* **Extrait fourni**
Le travail du cinéma

Essais d'acteurs : Ève Francis

Alberto Cavalcanti, Jacques de Baroncelli
France / 1926 / 05:05 / Silencieux
Avec Ève Francis.

Réalisés vers 1926, ces deux essais sont composés de différentes prises pour deux films d'Alberto Cavalcanti et de Jacques de Baroncelli.

Shot circa 1926, these two screen tests are made up of various takes for two films by Alberto Cavalcanti and Jacques de Baroncelli.

Essais sauvegardés en 2002 d'après une copie d'exploitation nitrate teintée (113 m) issue des collections de la Cinémathèque française.

* **Données fournies**
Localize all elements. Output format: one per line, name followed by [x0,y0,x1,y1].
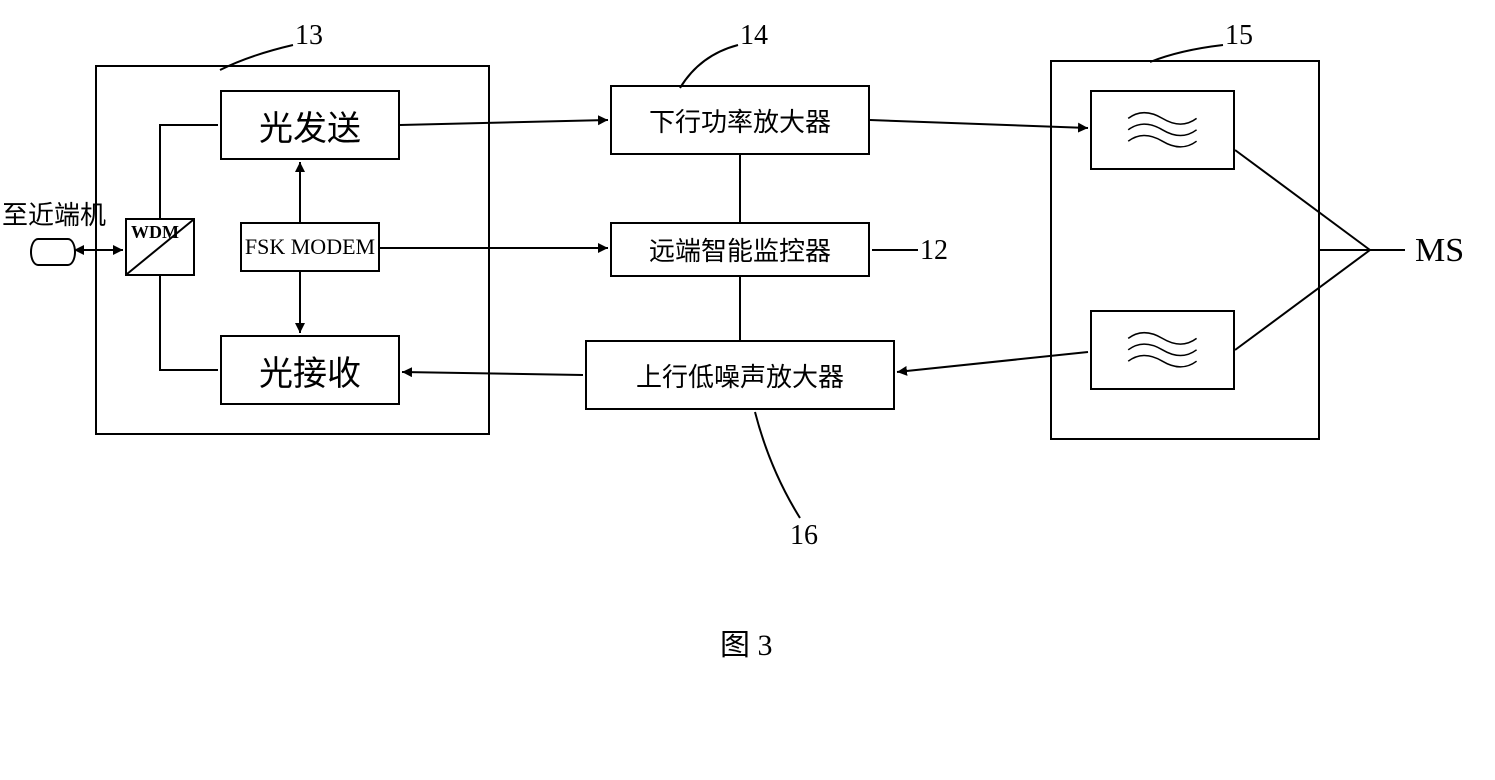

* **Série d'exercices**
1. Pour chacune des affirmations (a), (b) et (c), indiquez par oui ou par non si elle concorde avec l'extrait sur les essais d'Ève Francis, en citant les mots décisifs de l'extrait. (a) Les essais ont été réalisés vers 1926. (b) Les essais sont sonores. (c) La sauvegarde a été faite d'après une copie nitrate non teintée.
2. Reproduisez la partie de l'extrait sur les essais d'Ève Francis qui s'ouvre sur les mots contenant « Le travail du » et se clôt sur « la Cinémathèque française. ».
Ces données constituent un matériau distinct de l'extrait.

* **Réponses aux exercices**
1.
(a) Oui : « Réalisés vers 1926 ».
(b) Non : « Silencieux ».
(c) Non : « copie d'exploitation nitrate teintée ».

2.
Le travail du cinéma

Essais d'acteurs : Ève Francis

Alberto Cavalcanti, Jacques de Baroncelli
France / 1926 / 05:05 / Silencieux
Avec Ève Francis.

Réalisés vers 1926, ces deux essais sont composés de différentes prises pour deux films d'Alberto Cavalcanti et de Jacques de Baroncelli.

Shot circa 1926, these two screen tests are made up of various takes for two films by Alberto Cavalcanti and Jacques de Baroncelli.

Essais sauvegardés en 2002 d'après une copie d'exploitation nitrate teintée (113 m) issue des collections de la Cinémathèque française.